[YOUR TASK]
Pick out each line with the word "title" from the material that follows.

=== DATA FOR THE TASK ===

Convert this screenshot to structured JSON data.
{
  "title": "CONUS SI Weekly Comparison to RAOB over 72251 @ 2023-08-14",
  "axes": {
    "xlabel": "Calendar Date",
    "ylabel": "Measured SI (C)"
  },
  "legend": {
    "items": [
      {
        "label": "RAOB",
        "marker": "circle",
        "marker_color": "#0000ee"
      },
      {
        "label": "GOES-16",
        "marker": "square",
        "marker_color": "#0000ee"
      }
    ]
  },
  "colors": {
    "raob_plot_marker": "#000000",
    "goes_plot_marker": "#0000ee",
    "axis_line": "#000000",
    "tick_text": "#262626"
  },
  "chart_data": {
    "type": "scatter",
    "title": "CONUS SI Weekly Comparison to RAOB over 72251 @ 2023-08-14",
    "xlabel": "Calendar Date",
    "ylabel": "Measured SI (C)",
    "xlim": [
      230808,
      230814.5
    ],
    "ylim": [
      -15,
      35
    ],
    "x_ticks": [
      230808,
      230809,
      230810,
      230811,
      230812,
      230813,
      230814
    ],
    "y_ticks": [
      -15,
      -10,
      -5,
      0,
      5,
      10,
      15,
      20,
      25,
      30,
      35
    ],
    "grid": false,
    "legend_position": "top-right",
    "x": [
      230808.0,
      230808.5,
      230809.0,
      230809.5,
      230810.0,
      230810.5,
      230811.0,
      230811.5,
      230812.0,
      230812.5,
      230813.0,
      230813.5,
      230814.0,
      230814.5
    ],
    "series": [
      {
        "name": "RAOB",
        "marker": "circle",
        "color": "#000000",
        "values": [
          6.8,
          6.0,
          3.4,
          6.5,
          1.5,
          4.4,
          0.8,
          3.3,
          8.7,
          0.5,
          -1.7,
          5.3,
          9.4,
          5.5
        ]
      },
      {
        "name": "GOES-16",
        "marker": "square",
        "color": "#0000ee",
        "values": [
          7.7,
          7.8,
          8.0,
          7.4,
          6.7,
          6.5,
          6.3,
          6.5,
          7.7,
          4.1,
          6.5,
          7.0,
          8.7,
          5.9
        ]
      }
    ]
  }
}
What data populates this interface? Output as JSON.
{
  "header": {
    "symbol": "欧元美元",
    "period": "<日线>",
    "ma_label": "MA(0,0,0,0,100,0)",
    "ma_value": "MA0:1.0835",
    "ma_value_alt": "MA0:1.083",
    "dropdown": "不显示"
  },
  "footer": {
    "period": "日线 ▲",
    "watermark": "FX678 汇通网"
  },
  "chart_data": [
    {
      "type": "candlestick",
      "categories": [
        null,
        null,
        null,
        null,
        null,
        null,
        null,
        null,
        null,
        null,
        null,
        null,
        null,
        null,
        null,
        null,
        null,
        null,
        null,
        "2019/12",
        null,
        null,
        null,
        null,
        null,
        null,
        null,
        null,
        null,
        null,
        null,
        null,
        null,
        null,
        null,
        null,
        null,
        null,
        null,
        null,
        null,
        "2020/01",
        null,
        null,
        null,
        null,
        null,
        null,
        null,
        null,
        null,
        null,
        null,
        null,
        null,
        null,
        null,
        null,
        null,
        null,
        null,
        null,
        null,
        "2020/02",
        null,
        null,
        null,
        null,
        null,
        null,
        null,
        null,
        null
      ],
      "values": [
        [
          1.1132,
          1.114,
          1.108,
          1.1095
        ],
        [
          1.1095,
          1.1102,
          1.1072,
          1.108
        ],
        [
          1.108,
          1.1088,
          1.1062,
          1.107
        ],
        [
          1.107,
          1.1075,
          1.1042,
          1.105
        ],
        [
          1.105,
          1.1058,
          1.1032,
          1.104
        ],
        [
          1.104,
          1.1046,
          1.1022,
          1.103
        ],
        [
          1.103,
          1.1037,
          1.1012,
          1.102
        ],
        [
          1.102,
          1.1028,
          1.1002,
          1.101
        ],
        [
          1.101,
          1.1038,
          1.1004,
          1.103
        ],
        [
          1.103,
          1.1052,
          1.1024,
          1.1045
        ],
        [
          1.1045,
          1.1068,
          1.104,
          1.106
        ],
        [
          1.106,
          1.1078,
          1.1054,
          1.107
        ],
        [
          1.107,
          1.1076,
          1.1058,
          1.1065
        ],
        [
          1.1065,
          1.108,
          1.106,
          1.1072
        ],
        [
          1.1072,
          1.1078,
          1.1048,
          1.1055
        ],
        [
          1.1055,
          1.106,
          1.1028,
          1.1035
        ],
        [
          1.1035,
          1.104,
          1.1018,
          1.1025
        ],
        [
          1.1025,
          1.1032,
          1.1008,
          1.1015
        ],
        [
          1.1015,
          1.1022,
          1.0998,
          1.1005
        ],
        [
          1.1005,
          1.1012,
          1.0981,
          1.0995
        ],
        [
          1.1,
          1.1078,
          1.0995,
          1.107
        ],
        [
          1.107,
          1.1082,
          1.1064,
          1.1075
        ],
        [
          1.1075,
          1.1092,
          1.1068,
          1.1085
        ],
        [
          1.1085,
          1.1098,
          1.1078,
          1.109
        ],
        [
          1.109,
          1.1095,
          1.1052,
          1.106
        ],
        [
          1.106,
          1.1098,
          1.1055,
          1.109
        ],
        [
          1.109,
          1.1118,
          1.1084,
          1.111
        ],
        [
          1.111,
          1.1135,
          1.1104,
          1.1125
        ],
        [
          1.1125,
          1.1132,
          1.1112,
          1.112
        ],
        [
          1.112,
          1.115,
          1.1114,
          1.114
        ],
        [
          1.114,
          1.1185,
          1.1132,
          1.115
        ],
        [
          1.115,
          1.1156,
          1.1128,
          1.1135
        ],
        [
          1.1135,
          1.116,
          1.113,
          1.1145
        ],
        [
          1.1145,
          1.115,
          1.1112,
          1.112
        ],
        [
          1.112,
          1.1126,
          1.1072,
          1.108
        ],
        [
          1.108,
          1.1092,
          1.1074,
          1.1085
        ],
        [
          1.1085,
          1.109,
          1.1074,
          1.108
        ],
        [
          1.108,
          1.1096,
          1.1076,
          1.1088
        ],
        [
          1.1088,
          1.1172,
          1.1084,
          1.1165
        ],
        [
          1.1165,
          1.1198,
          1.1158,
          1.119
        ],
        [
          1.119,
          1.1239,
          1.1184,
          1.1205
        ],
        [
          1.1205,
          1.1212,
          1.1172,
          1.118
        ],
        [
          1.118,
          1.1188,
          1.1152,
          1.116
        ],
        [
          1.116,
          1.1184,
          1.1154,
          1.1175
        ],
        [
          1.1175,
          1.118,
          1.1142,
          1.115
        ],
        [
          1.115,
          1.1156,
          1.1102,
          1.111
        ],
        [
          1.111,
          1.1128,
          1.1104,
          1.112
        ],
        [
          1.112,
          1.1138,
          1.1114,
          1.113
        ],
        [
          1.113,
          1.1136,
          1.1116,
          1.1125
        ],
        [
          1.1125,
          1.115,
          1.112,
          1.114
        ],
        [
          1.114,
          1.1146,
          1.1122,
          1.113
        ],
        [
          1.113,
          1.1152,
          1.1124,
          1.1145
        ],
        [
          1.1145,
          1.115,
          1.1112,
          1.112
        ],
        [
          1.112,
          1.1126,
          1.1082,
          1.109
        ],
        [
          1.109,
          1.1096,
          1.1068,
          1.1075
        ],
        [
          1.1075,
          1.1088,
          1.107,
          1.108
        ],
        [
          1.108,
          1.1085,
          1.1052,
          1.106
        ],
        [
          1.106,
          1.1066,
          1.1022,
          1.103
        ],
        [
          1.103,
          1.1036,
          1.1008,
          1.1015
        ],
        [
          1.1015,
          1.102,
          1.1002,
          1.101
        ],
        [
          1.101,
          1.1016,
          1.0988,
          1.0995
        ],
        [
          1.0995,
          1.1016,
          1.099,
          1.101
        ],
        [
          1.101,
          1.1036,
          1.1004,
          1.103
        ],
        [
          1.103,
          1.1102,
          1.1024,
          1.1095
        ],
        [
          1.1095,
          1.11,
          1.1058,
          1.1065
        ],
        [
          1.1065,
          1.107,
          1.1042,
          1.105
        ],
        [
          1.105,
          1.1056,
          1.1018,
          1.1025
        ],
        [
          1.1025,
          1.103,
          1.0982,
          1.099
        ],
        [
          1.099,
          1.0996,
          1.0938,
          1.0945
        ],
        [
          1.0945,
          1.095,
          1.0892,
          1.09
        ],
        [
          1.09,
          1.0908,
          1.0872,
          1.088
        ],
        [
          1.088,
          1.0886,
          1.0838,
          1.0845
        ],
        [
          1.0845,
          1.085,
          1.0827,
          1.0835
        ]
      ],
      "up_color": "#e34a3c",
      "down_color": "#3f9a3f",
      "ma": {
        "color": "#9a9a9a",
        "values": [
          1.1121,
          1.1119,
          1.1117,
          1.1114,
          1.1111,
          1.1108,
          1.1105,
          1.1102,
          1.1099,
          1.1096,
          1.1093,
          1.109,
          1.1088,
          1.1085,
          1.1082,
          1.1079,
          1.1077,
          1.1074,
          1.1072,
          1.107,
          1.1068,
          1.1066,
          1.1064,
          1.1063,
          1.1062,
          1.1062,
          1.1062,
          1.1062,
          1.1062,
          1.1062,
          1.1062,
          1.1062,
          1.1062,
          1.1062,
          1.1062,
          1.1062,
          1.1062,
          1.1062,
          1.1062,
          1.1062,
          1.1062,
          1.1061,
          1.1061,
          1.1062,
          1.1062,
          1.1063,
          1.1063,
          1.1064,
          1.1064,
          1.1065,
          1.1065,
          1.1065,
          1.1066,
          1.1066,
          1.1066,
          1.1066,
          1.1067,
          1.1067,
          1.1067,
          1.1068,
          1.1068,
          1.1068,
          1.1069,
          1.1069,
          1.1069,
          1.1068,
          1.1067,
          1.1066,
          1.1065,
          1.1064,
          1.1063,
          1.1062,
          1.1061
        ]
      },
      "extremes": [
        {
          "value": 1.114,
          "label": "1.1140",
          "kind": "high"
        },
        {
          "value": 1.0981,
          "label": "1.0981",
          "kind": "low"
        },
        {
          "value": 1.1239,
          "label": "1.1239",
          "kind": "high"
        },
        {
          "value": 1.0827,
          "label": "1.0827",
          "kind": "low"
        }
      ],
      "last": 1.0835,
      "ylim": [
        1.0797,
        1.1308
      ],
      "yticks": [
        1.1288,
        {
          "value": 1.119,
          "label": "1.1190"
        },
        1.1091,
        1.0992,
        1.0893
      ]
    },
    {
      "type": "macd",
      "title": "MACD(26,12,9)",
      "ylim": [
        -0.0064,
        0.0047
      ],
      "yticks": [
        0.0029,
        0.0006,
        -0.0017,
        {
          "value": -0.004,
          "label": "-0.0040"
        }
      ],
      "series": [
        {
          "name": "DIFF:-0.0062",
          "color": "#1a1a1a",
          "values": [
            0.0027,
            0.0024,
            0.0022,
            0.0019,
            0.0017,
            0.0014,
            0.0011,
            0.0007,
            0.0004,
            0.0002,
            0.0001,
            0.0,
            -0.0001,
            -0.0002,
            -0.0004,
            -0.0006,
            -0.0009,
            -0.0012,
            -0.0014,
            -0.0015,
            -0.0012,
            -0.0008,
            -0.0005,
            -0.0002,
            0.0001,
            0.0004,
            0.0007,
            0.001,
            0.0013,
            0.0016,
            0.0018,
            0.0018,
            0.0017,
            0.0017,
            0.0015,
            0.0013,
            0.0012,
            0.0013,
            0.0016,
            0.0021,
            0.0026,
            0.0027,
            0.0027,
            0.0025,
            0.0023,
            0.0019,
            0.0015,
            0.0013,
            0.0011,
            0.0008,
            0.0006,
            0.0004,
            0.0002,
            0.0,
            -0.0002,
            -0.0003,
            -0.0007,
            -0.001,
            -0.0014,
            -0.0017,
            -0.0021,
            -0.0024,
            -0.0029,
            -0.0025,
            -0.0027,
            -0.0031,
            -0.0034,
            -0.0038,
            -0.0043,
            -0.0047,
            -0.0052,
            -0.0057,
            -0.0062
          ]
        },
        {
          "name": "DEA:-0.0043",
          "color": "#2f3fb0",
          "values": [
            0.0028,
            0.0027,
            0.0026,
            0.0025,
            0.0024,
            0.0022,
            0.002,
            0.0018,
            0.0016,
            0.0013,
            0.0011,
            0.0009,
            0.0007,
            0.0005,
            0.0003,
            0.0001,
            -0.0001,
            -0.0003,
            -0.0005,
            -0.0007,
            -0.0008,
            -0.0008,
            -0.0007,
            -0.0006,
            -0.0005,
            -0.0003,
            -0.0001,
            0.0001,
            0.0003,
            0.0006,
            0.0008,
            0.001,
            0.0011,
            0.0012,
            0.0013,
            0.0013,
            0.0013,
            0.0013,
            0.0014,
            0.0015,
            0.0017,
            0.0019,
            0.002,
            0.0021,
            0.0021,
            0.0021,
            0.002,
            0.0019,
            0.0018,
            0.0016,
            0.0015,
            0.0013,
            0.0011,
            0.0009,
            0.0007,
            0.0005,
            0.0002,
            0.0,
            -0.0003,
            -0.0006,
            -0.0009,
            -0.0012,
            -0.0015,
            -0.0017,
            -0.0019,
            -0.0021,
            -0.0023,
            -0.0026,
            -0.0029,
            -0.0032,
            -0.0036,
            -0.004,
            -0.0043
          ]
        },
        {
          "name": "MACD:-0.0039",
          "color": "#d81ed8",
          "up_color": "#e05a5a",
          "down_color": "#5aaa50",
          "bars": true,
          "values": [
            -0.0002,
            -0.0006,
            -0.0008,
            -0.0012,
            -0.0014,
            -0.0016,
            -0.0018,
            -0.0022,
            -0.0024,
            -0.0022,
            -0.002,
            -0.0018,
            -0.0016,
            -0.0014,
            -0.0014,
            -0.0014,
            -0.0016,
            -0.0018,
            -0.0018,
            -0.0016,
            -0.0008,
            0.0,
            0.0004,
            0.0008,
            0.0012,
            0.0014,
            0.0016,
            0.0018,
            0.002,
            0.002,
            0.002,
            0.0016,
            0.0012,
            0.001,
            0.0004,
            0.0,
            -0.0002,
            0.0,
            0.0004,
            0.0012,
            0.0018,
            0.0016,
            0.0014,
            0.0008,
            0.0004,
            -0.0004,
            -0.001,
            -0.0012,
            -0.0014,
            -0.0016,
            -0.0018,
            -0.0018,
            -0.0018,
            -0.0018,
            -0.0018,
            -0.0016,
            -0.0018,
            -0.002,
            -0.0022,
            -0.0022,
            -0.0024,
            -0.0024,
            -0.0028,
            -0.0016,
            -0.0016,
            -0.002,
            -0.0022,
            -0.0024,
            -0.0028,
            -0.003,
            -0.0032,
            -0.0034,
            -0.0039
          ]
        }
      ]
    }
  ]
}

===

[REPLY TO THE EXERCISE]
  "title": "CONUS SI Weekly Comparison to RAOB over 72251 @ 2023-08-14",
    "title": "CONUS SI Weekly Comparison to RAOB over 72251 @ 2023-08-14",
      "title": "MACD(26,12,9)",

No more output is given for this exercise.